Stated exercise
Images do not belong in the copy. Retype all the entries below exactly.

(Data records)
━━━━━━━━━━━━━━━━
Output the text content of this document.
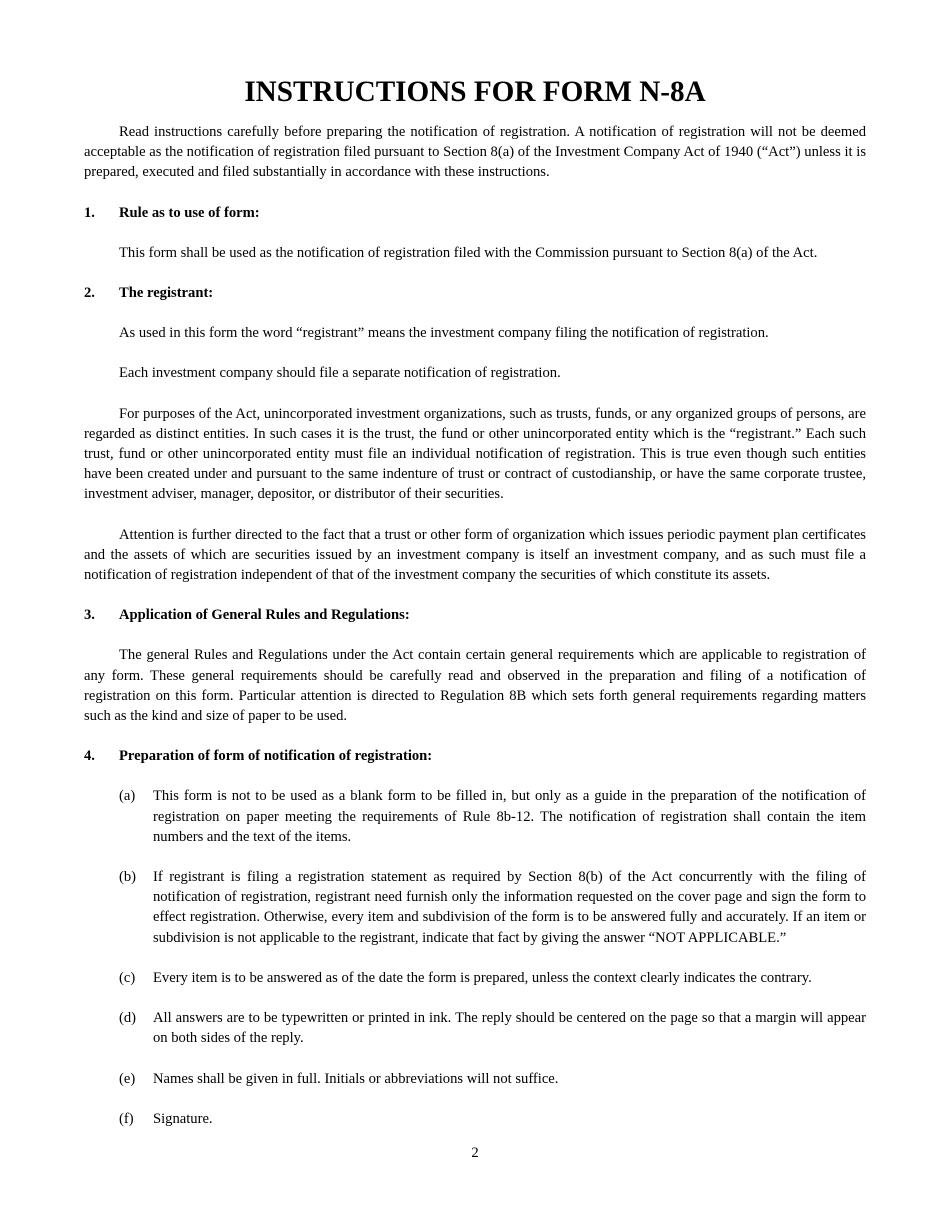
INSTRUCTIONS FOR FORM N-8A

Read instructions carefully before preparing the notification of registration. A notification of registration will not be deemed acceptable as the notification of registration filed pursuant to Section 8(a) of the Investment Company Act of 1940 (“Act”) unless it is prepared, executed and filed substantially in accordance with these instructions.

1.	Rule as to use of form:

This form shall be used as the notification of registration filed with the Commission pursuant to Section 8(a) of the Act.

2.	The registrant:

As used in this form the word “registrant” means the investment company filing the notification of registration.

Each investment company should file a separate notification of registration.

For purposes of the Act, unincorporated investment organizations, such as trusts, funds, or any organized groups of persons, are regarded as distinct entities. In such cases it is the trust, the fund or other unincorporated entity which is the “registrant.” Each such trust, fund or other unincorporated entity must file an individual notification of registration. This is true even though such entities have been created under and pursuant to the same indenture of trust or contract of custodianship, or have the same corporate trustee, investment adviser, manager, depositor, or distributor of their securities.

Attention is further directed to the fact that a trust or other form of organization which issues periodic payment plan certificates and the assets of which are securities issued by an investment company is itself an investment company, and as such must file a notification of registration independent of that of the investment company the securities of which constitute its assets.

3.	Application of General Rules and Regulations:

The general Rules and Regulations under the Act contain certain general requirements which are applicable to registration of any form. These general requirements should be carefully read and observed in the preparation and filing of a notification of registration on this form. Particular attention is directed to Regulation 8B which sets forth general requirements regarding matters such as the kind and size of paper to be used.

4.	Preparation of form of notification of registration:
(a)	This form is not to be used as a blank form to be filled in, but only as a guide in the preparation of the notification of registration on paper meeting the requirements of Rule 8b-12. The notification of registration shall contain the item numbers and the text of the items.
(b)	If registrant is filing a registration statement as required by Section 8(b) of the Act concurrently with the filing of notification of registration, registrant need furnish only the information requested on the cover page and sign the form to effect registration. Otherwise, every item and subdivision of the form is to be answered fully and accurately. If an item or subdivision is not applicable to the registrant, indicate that fact by giving the answer “NOT APPLICABLE.”
(c)	Every item is to be answered as of the date the form is prepared, unless the context clearly indicates the contrary.
(d)	All answers are to be typewritten or printed in ink. The reply should be centered on the page so that a margin will appear on both sides of the reply.
(e)	Names shall be given in full. Initials or abbreviations will not suffice.
(f)	Signature.
2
━━━━━━━━━━━━━━━━
The answer
Output the text content of this document.
INSTRUCTIONS FOR FORM N-8A

Read instructions carefully before preparing the notification of registration. A notification of registration will not be deemed acceptable as the notification of registration filed pursuant to Section 8(a) of the Investment Company Act of 1940 (“Act”) unless it is prepared, executed and filed substantially in accordance with these instructions.

1.	Rule as to use of form:

This form shall be used as the notification of registration filed with the Commission pursuant to Section 8(a) of the Act.

2.	The registrant:

As used in this form the word “registrant” means the investment company filing the notification of registration.

Each investment company should file a separate notification of registration.

For purposes of the Act, unincorporated investment organizations, such as trusts, funds, or any organized groups of persons, are regarded as distinct entities. In such cases it is the trust, the fund or other unincorporated entity which is the “registrant.” Each such trust, fund or other unincorporated entity must file an individual notification of registration. This is true even though such entities have been created under and pursuant to the same indenture of trust or contract of custodianship, or have the same corporate trustee, investment adviser, manager, depositor, or distributor of their securities.

Attention is further directed to the fact that a trust or other form of organization which issues periodic payment plan certificates and the assets of which are securities issued by an investment company is itself an investment company, and as such must file a notification of registration independent of that of the investment company the securities of which constitute its assets.

3.	Application of General Rules and Regulations:

The general Rules and Regulations under the Act contain certain general requirements which are applicable to registration of any form. These general requirements should be carefully read and observed in the preparation and filing of a notification of registration on this form. Particular attention is directed to Regulation 8B which sets forth general requirements regarding matters such as the kind and size of paper to be used.

4.	Preparation of form of notification of registration:
(a)	This form is not to be used as a blank form to be filled in, but only as a guide in the preparation of the notification of registration on paper meeting the requirements of Rule 8b-12. The notification of registration shall contain the item numbers and the text of the items.
(b)	If registrant is filing a registration statement as required by Section 8(b) of the Act concurrently with the filing of notification of registration, registrant need furnish only the information requested on the cover page and sign the form to effect registration. Otherwise, every item and subdivision of the form is to be answered fully and accurately. If an item or subdivision is not applicable to the registrant, indicate that fact by giving the answer “NOT APPLICABLE.”
(c)	Every item is to be answered as of the date the form is prepared, unless the context clearly indicates the contrary.
(d)	All answers are to be typewritten or printed in ink. The reply should be centered on the page so that a margin will appear on both sides of the reply.
(e)	Names shall be given in full. Initials or abbreviations will not suffice.
(f)	Signature.
2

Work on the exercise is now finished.